• [GIVEN REQUEST] A line counts if it contains the string "name"; say how many such lines there are, giving only the number.

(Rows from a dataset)
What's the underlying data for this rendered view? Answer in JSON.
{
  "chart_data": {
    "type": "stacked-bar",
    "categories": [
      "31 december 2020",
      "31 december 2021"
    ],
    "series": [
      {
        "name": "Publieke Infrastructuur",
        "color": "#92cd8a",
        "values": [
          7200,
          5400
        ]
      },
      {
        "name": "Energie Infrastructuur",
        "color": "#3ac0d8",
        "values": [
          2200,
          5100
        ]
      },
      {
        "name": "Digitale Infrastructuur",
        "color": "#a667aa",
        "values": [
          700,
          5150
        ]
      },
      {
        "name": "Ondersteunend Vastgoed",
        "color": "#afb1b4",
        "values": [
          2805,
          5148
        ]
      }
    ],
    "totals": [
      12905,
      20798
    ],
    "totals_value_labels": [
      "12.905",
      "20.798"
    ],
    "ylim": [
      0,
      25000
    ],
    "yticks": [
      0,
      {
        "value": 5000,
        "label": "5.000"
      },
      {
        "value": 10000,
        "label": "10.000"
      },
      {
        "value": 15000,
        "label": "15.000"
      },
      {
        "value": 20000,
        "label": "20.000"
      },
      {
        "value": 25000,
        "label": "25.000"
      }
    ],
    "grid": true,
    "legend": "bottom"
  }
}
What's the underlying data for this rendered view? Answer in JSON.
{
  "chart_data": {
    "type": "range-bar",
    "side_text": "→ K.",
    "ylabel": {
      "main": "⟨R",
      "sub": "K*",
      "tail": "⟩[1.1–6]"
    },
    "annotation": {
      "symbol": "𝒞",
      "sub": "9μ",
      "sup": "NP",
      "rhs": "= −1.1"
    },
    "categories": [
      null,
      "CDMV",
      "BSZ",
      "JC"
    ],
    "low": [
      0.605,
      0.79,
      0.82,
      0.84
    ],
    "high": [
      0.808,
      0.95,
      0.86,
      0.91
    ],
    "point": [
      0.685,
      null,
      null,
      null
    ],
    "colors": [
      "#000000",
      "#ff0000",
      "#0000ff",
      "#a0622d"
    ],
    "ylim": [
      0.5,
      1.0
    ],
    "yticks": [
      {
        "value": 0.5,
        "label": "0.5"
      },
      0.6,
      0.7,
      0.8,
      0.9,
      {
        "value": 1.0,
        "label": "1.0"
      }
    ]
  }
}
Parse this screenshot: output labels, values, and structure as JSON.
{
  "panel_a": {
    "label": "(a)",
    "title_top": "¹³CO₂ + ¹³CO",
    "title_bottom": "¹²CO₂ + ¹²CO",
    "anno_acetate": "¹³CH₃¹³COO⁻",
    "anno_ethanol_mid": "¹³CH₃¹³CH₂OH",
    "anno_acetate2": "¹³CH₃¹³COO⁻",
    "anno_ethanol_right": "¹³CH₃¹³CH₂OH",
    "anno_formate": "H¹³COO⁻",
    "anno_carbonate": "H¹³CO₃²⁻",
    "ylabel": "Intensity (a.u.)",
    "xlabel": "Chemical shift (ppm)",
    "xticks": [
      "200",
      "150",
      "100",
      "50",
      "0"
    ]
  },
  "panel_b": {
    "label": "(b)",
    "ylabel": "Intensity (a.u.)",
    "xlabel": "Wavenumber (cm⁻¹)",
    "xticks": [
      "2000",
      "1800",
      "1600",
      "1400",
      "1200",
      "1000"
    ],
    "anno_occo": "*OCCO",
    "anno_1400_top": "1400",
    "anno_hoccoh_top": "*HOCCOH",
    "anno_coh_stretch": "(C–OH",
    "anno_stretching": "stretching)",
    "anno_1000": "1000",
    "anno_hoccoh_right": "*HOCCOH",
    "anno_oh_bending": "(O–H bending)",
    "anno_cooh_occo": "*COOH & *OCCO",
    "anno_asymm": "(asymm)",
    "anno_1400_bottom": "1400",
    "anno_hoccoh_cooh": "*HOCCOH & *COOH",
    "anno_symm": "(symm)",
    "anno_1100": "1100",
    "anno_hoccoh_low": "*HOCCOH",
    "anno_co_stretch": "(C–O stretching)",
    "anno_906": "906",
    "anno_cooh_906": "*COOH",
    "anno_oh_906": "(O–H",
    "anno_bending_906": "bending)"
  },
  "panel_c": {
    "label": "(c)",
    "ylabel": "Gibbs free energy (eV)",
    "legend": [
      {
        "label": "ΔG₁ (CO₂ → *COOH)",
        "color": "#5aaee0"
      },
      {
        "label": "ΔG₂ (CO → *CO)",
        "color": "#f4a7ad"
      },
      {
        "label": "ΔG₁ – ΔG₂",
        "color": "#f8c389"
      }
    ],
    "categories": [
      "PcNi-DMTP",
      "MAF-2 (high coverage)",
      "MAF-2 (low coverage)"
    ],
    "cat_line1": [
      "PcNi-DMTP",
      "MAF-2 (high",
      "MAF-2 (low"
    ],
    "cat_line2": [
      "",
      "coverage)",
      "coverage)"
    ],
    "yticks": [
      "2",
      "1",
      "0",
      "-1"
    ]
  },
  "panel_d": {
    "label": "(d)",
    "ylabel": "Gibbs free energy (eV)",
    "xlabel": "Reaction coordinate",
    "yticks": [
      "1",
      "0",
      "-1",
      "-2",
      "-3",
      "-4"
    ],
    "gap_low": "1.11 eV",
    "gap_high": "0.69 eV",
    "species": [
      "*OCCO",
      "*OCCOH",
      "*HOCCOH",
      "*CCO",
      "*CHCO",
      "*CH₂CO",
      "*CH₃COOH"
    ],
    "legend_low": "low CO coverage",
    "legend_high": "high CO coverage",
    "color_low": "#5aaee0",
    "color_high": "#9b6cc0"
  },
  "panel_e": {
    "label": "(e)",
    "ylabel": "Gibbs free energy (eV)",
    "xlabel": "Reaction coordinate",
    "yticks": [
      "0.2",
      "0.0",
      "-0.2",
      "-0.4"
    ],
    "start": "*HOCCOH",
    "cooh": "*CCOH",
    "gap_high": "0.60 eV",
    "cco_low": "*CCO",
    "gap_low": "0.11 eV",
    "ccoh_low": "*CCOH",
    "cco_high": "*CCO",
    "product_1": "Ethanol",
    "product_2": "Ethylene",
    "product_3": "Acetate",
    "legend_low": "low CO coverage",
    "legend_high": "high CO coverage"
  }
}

• [ANSWER TO THIS PROBLEM] 4